**Work to complete**
Output all lines exactly.

(Dataset rows about figures)
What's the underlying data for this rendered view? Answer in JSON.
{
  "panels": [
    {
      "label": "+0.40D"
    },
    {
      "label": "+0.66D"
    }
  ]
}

**Solution for this task**
What's the underlying data for this rendered view? Answer in JSON.
{
  "panels": [
    {
      "label": "+0.40D"
    },
    {
      "label": "+0.66D"
    }
  ]
}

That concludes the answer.